─── Input material
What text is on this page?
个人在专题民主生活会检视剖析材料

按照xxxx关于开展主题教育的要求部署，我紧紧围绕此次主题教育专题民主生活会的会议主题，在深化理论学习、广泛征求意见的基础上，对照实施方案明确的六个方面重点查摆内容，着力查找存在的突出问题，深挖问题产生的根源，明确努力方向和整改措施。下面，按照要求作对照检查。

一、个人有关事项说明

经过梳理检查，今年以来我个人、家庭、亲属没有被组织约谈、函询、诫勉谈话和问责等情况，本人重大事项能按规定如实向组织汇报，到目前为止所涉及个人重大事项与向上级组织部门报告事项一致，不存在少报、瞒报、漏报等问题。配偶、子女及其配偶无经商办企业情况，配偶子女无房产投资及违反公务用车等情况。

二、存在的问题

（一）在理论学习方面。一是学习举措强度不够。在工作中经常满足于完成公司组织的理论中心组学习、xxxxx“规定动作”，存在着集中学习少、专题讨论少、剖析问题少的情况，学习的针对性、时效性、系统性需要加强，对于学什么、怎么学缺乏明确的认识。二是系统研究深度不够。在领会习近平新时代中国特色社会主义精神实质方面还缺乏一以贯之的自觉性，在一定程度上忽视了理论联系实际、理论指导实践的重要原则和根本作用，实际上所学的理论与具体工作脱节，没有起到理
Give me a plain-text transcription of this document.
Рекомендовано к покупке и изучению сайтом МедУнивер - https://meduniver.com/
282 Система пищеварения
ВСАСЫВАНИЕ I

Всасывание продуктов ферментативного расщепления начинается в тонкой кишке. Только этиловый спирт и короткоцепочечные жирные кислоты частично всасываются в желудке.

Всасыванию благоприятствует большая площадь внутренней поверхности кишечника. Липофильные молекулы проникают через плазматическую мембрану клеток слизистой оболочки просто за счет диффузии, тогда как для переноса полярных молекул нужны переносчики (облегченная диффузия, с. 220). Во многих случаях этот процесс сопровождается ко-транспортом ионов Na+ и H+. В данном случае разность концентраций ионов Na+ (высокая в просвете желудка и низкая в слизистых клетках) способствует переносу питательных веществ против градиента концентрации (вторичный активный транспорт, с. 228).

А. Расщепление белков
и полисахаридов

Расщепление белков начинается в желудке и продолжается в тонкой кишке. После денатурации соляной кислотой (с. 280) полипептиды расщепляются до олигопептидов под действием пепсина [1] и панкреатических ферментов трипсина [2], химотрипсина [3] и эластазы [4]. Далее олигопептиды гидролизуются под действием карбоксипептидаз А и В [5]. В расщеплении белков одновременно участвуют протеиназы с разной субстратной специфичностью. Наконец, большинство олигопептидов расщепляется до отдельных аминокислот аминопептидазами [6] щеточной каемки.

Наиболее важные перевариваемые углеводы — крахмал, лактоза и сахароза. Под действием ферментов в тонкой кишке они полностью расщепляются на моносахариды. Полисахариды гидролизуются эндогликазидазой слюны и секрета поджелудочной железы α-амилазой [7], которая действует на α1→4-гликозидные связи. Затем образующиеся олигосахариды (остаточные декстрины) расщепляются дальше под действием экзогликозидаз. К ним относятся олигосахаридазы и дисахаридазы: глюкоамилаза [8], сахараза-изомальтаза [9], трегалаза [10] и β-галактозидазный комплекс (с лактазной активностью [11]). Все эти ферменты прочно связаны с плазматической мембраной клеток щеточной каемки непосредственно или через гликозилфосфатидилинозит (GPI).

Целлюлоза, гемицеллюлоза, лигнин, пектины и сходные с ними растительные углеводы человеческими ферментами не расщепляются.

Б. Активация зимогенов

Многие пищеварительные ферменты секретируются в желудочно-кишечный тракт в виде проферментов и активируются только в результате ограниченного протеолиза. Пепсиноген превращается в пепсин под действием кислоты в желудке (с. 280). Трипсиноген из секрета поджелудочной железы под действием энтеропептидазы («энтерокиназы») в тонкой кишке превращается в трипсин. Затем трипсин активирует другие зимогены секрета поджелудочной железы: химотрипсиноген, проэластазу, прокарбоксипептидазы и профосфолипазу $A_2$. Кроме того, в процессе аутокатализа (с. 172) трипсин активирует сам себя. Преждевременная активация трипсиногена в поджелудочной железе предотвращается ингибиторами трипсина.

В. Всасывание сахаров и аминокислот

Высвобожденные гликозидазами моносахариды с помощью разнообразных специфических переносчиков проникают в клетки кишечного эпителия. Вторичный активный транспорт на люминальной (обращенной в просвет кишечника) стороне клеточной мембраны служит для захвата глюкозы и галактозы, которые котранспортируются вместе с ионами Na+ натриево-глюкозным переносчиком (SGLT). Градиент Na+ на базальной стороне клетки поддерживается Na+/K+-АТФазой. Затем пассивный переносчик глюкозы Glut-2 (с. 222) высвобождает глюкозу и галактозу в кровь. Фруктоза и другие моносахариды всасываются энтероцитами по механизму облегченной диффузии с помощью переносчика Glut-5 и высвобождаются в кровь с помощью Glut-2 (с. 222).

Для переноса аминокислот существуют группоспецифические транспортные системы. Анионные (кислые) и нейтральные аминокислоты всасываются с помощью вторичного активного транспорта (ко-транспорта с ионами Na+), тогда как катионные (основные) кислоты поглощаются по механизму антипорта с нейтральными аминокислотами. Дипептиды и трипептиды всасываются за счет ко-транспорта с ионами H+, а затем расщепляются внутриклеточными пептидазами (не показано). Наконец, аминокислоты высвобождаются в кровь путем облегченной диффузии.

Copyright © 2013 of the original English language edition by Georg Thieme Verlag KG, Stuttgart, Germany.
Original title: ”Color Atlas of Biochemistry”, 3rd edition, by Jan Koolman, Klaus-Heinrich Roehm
──────
§ **The task**: Set down the entries above again, word for word.

§ **Written response**:
What text is on this page?
个人在专题民主生活会检视剖析材料

按照xxxx关于开展主题教育的要求部署，我紧紧围绕此次主题教育专题民主生活会的会议主题，在深化理论学习、广泛征求意见的基础上，对照实施方案明确的六个方面重点查摆内容，着力查找存在的突出问题，深挖问题产生的根源，明确努力方向和整改措施。下面，按照要求作对照检查。

一、个人有关事项说明

经过梳理检查，今年以来我个人、家庭、亲属没有被组织约谈、函询、诫勉谈话和问责等情况，本人重大事项能按规定如实向组织汇报，到目前为止所涉及个人重大事项与向上级组织部门报告事项一致，不存在少报、瞒报、漏报等问题。配偶、子女及其配偶无经商办企业情况，配偶子女无房产投资及违反公务用车等情况。

二、存在的问题

（一）在理论学习方面。一是学习举措强度不够。在工作中经常满足于完成公司组织的理论中心组学习、xxxxx“规定动作”，存在着集中学习少、专题讨论少、剖析问题少的情况，学习的针对性、时效性、系统性需要加强，对于学什么、怎么学缺乏明确的认识。二是系统研究深度不够。在领会习近平新时代中国特色社会主义精神实质方面还缺乏一以贯之的自觉性，在一定程度上忽视了理论联系实际、理论指导实践的重要原则和根本作用，实际上所学的理论与具体工作脱节，没有起到理
Give me a plain-text transcription of this document.
Рекомендовано к покупке и изучению сайтом МедУнивер - https://meduniver.com/
282 Система пищеварения
ВСАСЫВАНИЕ I

Всасывание продуктов ферментативного расщепления начинается в тонкой кишке. Только этиловый спирт и короткоцепочечные жирные кислоты частично всасываются в желудке.

Всасыванию благоприятствует большая площадь внутренней поверхности кишечника. Липофильные молекулы проникают через плазматическую мембрану клеток слизистой оболочки просто за счет диффузии, тогда как для переноса полярных молекул нужны переносчики (облегченная диффузия, с. 220). Во многих случаях этот процесс сопровождается ко-транспортом ионов Na+ и H+. В данном случае разность концентраций ионов Na+ (высокая в просвете желудка и низкая в слизистых клетках) способствует переносу питательных веществ против градиента концентрации (вторичный активный транспорт, с. 228).

А. Расщепление белков
и полисахаридов

Расщепление белков начинается в желудке и продолжается в тонкой кишке. После денатурации соляной кислотой (с. 280) полипептиды расщепляются до олигопептидов под действием пепсина [1] и панкреатических ферментов трипсина [2], химотрипсина [3] и эластазы [4]. Далее олигопептиды гидролизуются под действием карбоксипептидаз А и В [5]. В расщеплении белков одновременно участвуют протеиназы с разной субстратной специфичностью. Наконец, большинство олигопептидов расщепляется до отдельных аминокислот аминопептидазами [6] щеточной каемки.

Наиболее важные перевариваемые углеводы — крахмал, лактоза и сахароза. Под действием ферментов в тонкой кишке они полностью расщепляются на моносахариды. Полисахариды гидролизуются эндогликазидазой слюны и секрета поджелудочной железы α-амилазой [7], которая действует на α1→4-гликозидные связи. Затем образующиеся олигосахариды (остаточные декстрины) расщепляются дальше под действием экзогликозидаз. К ним относятся олигосахаридазы и дисахаридазы: глюкоамилаза [8], сахараза-изомальтаза [9], трегалаза [10] и β-галактозидазный комплекс (с лактазной активностью [11]). Все эти ферменты прочно связаны с плазматической мембраной клеток щеточной каемки непосредственно или через гликозилфосфатидилинозит (GPI).

Целлюлоза, гемицеллюлоза, лигнин, пектины и сходные с ними растительные углеводы человеческими ферментами не расщепляются.

Б. Активация зимогенов

Многие пищеварительные ферменты секретируются в желудочно-кишечный тракт в виде проферментов и активируются только в результате ограниченного протеолиза. Пепсиноген превращается в пепсин под действием кислоты в желудке (с. 280). Трипсиноген из секрета поджелудочной железы под действием энтеропептидазы («энтерокиназы») в тонкой кишке превращается в трипсин. Затем трипсин активирует другие зимогены секрета поджелудочной железы: химотрипсиноген, проэластазу, прокарбоксипептидазы и профосфолипазу $A_2$. Кроме того, в процессе аутокатализа (с. 172) трипсин активирует сам себя. Преждевременная активация трипсиногена в поджелудочной железе предотвращается ингибиторами трипсина.

В. Всасывание сахаров и аминокислот

Высвобожденные гликозидазами моносахариды с помощью разнообразных специфических переносчиков проникают в клетки кишечного эпителия. Вторичный активный транспорт на люминальной (обращенной в просвет кишечника) стороне клеточной мембраны служит для захвата глюкозы и галактозы, которые котранспортируются вместе с ионами Na+ натриево-глюкозным переносчиком (SGLT). Градиент Na+ на базальной стороне клетки поддерживается Na+/K+-АТФазой. Затем пассивный переносчик глюкозы Glut-2 (с. 222) высвобождает глюкозу и галактозу в кровь. Фруктоза и другие моносахариды всасываются энтероцитами по механизму облегченной диффузии с помощью переносчика Glut-5 и высвобождаются в кровь с помощью Glut-2 (с. 222).

Для переноса аминокислот существуют группоспецифические транспортные системы. Анионные (кислые) и нейтральные аминокислоты всасываются с помощью вторичного активного транспорта (ко-транспорта с ионами Na+), тогда как катионные (основные) кислоты поглощаются по механизму антипорта с нейтральными аминокислотами. Дипептиды и трипептиды всасываются за счет ко-транспорта с ионами H+, а затем расщепляются внутриклеточными пептидазами (не показано). Наконец, аминокислоты высвобождаются в кровь путем облегченной диффузии.

Copyright © 2013 of the original English language edition by Georg Thieme Verlag KG, Stuttgart, Germany.
Original title: ”Color Atlas of Biochemistry”, 3rd edition, by Jan Koolman, Klaus-Heinrich Roehm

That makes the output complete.